• **Problem statement**: Produce an exact copy of all the records.

====== Data to use ======

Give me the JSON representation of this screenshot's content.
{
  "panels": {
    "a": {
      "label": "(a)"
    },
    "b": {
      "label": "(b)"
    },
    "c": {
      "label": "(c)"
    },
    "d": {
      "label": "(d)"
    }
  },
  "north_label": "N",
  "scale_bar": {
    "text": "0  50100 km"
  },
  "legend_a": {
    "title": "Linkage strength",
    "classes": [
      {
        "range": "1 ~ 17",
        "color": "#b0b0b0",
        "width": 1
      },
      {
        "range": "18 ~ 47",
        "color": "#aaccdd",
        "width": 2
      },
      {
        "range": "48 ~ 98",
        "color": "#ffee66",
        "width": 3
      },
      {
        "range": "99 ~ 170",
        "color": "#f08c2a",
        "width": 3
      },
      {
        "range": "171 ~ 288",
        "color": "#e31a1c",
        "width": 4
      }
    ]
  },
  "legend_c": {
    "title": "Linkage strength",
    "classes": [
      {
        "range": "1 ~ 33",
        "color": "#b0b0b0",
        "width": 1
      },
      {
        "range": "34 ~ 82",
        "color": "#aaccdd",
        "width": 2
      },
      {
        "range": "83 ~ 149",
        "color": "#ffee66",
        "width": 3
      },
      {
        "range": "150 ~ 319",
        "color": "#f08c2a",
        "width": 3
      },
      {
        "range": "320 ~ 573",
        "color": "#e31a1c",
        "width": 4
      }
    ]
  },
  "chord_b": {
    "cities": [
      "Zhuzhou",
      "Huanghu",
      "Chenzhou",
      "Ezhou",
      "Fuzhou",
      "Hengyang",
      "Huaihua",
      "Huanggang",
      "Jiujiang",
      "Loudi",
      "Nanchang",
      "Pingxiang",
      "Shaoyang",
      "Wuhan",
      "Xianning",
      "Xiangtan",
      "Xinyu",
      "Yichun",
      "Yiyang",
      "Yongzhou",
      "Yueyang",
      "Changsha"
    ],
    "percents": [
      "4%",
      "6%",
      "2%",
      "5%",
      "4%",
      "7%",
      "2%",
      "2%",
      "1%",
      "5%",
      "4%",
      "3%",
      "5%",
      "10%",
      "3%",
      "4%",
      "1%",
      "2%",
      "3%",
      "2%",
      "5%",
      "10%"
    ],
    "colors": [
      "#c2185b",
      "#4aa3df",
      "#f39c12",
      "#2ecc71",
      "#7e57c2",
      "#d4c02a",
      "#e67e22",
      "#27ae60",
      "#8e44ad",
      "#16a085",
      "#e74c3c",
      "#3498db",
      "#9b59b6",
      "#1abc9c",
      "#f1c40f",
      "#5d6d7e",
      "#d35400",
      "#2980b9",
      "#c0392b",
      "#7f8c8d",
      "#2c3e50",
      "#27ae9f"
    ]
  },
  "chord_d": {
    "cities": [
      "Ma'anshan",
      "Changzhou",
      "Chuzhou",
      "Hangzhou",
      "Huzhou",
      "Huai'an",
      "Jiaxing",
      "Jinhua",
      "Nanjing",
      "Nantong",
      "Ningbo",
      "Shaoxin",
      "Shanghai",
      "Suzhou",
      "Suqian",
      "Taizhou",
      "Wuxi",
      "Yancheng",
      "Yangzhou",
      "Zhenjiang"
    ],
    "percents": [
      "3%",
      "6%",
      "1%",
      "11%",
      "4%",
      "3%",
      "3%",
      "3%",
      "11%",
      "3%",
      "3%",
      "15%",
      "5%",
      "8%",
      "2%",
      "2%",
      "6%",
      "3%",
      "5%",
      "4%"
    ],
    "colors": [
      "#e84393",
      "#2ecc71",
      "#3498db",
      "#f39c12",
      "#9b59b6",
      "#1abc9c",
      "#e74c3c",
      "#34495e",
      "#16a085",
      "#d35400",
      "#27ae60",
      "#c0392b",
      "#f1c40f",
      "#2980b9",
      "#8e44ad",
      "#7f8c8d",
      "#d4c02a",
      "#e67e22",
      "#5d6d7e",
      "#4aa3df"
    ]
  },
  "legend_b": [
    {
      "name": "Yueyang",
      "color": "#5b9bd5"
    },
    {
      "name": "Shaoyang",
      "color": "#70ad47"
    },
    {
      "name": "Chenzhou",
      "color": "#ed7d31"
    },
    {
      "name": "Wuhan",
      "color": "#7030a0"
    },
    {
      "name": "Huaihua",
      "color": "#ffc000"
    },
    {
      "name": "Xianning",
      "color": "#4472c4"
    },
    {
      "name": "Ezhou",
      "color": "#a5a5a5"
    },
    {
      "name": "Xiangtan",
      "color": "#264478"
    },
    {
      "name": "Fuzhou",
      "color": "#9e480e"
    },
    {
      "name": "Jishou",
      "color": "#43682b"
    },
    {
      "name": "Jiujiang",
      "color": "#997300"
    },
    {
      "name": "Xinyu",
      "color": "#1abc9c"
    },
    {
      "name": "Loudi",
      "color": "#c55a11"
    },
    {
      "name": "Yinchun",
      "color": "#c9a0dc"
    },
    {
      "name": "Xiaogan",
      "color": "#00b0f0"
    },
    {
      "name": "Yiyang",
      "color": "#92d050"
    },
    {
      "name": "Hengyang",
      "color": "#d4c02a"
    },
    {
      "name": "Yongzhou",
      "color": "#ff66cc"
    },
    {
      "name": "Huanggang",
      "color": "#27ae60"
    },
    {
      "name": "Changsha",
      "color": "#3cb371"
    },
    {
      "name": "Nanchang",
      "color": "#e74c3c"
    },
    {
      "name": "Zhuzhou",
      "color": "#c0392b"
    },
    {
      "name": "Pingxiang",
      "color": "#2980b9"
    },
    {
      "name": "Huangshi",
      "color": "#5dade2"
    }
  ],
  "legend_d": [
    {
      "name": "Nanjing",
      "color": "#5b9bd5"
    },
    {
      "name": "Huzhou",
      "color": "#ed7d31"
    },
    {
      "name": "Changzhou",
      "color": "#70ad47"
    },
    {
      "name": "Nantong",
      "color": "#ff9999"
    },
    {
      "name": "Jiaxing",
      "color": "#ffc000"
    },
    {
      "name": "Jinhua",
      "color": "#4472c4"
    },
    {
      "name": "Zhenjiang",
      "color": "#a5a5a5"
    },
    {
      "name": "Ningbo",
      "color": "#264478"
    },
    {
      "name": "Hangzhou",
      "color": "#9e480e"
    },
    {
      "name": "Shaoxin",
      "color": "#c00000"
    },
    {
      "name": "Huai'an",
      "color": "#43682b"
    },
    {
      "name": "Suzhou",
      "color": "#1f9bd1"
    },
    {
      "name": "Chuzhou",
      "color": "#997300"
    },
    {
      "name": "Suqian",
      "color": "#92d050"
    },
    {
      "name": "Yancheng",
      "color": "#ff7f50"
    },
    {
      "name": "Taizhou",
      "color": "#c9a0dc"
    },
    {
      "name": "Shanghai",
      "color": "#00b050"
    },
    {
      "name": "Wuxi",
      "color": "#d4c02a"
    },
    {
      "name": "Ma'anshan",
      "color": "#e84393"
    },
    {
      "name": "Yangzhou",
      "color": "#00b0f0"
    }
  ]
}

======

• **Solution to the exercise**:
Give me the JSON representation of this screenshot's content.
{
  "panels": {
    "a": {
      "label": "(a)"
    },
    "b": {
      "label": "(b)"
    },
    "c": {
      "label": "(c)"
    },
    "d": {
      "label": "(d)"
    }
  },
  "north_label": "N",
  "scale_bar": {
    "text": "0  50100 km"
  },
  "legend_a": {
    "title": "Linkage strength",
    "classes": [
      {
        "range": "1 ~ 17",
        "color": "#b0b0b0",
        "width": 1
      },
      {
        "range": "18 ~ 47",
        "color": "#aaccdd",
        "width": 2
      },
      {
        "range": "48 ~ 98",
        "color": "#ffee66",
        "width": 3
      },
      {
        "range": "99 ~ 170",
        "color": "#f08c2a",
        "width": 3
      },
      {
        "range": "171 ~ 288",
        "color": "#e31a1c",
        "width": 4
      }
    ]
  },
  "legend_c": {
    "title": "Linkage strength",
    "classes": [
      {
        "range": "1 ~ 33",
        "color": "#b0b0b0",
        "width": 1
      },
      {
        "range": "34 ~ 82",
        "color": "#aaccdd",
        "width": 2
      },
      {
        "range": "83 ~ 149",
        "color": "#ffee66",
        "width": 3
      },
      {
        "range": "150 ~ 319",
        "color": "#f08c2a",
        "width": 3
      },
      {
        "range": "320 ~ 573",
        "color": "#e31a1c",
        "width": 4
      }
    ]
  },
  "chord_b": {
    "cities": [
      "Zhuzhou",
      "Huanghu",
      "Chenzhou",
      "Ezhou",
      "Fuzhou",
      "Hengyang",
      "Huaihua",
      "Huanggang",
      "Jiujiang",
      "Loudi",
      "Nanchang",
      "Pingxiang",
      "Shaoyang",
      "Wuhan",
      "Xianning",
      "Xiangtan",
      "Xinyu",
      "Yichun",
      "Yiyang",
      "Yongzhou",
      "Yueyang",
      "Changsha"
    ],
    "percents": [
      "4%",
      "6%",
      "2%",
      "5%",
      "4%",
      "7%",
      "2%",
      "2%",
      "1%",
      "5%",
      "4%",
      "3%",
      "5%",
      "10%",
      "3%",
      "4%",
      "1%",
      "2%",
      "3%",
      "2%",
      "5%",
      "10%"
    ],
    "colors": [
      "#c2185b",
      "#4aa3df",
      "#f39c12",
      "#2ecc71",
      "#7e57c2",
      "#d4c02a",
      "#e67e22",
      "#27ae60",
      "#8e44ad",
      "#16a085",
      "#e74c3c",
      "#3498db",
      "#9b59b6",
      "#1abc9c",
      "#f1c40f",
      "#5d6d7e",
      "#d35400",
      "#2980b9",
      "#c0392b",
      "#7f8c8d",
      "#2c3e50",
      "#27ae9f"
    ]
  },
  "chord_d": {
    "cities": [
      "Ma'anshan",
      "Changzhou",
      "Chuzhou",
      "Hangzhou",
      "Huzhou",
      "Huai'an",
      "Jiaxing",
      "Jinhua",
      "Nanjing",
      "Nantong",
      "Ningbo",
      "Shaoxin",
      "Shanghai",
      "Suzhou",
      "Suqian",
      "Taizhou",
      "Wuxi",
      "Yancheng",
      "Yangzhou",
      "Zhenjiang"
    ],
    "percents": [
      "3%",
      "6%",
      "1%",
      "11%",
      "4%",
      "3%",
      "3%",
      "3%",
      "11%",
      "3%",
      "3%",
      "15%",
      "5%",
      "8%",
      "2%",
      "2%",
      "6%",
      "3%",
      "5%",
      "4%"
    ],
    "colors": [
      "#e84393",
      "#2ecc71",
      "#3498db",
      "#f39c12",
      "#9b59b6",
      "#1abc9c",
      "#e74c3c",
      "#34495e",
      "#16a085",
      "#d35400",
      "#27ae60",
      "#c0392b",
      "#f1c40f",
      "#2980b9",
      "#8e44ad",
      "#7f8c8d",
      "#d4c02a",
      "#e67e22",
      "#5d6d7e",
      "#4aa3df"
    ]
  },
  "legend_b": [
    {
      "name": "Yueyang",
      "color": "#5b9bd5"
    },
    {
      "name": "Shaoyang",
      "color": "#70ad47"
    },
    {
      "name": "Chenzhou",
      "color": "#ed7d31"
    },
    {
      "name": "Wuhan",
      "color": "#7030a0"
    },
    {
      "name": "Huaihua",
      "color": "#ffc000"
    },
    {
      "name": "Xianning",
      "color": "#4472c4"
    },
    {
      "name": "Ezhou",
      "color": "#a5a5a5"
    },
    {
      "name": "Xiangtan",
      "color": "#264478"
    },
    {
      "name": "Fuzhou",
      "color": "#9e480e"
    },
    {
      "name": "Jishou",
      "color": "#43682b"
    },
    {
      "name": "Jiujiang",
      "color": "#997300"
    },
    {
      "name": "Xinyu",
      "color": "#1abc9c"
    },
    {
      "name": "Loudi",
      "color": "#c55a11"
    },
    {
      "name": "Yinchun",
      "color": "#c9a0dc"
    },
    {
      "name": "Xiaogan",
      "color": "#00b0f0"
    },
    {
      "name": "Yiyang",
      "color": "#92d050"
    },
    {
      "name": "Hengyang",
      "color": "#d4c02a"
    },
    {
      "name": "Yongzhou",
      "color": "#ff66cc"
    },
    {
      "name": "Huanggang",
      "color": "#27ae60"
    },
    {
      "name": "Changsha",
      "color": "#3cb371"
    },
    {
      "name": "Nanchang",
      "color": "#e74c3c"
    },
    {
      "name": "Zhuzhou",
      "color": "#c0392b"
    },
    {
      "name": "Pingxiang",
      "color": "#2980b9"
    },
    {
      "name": "Huangshi",
      "color": "#5dade2"
    }
  ],
  "legend_d": [
    {
      "name": "Nanjing",
      "color": "#5b9bd5"
    },
    {
      "name": "Huzhou",
      "color": "#ed7d31"
    },
    {
      "name": "Changzhou",
      "color": "#70ad47"
    },
    {
      "name": "Nantong",
      "color": "#ff9999"
    },
    {
      "name": "Jiaxing",
      "color": "#ffc000"
    },
    {
      "name": "Jinhua",
      "color": "#4472c4"
    },
    {
      "name": "Zhenjiang",
      "color": "#a5a5a5"
    },
    {
      "name": "Ningbo",
      "color": "#264478"
    },
    {
      "name": "Hangzhou",
      "color": "#9e480e"
    },
    {
      "name": "Shaoxin",
      "color": "#c00000"
    },
    {
      "name": "Huai'an",
      "color": "#43682b"
    },
    {
      "name": "Suzhou",
      "color": "#1f9bd1"
    },
    {
      "name": "Chuzhou",
      "color": "#997300"
    },
    {
      "name": "Suqian",
      "color": "#92d050"
    },
    {
      "name": "Yancheng",
      "color": "#ff7f50"
    },
    {
      "name": "Taizhou",
      "color": "#c9a0dc"
    },
    {
      "name": "Shanghai",
      "color": "#00b050"
    },
    {
      "name": "Wuxi",
      "color": "#d4c02a"
    },
    {
      "name": "Ma'anshan",
      "color": "#e84393"
    },
    {
      "name": "Yangzhou",
      "color": "#00b0f0"
    }
  ]
}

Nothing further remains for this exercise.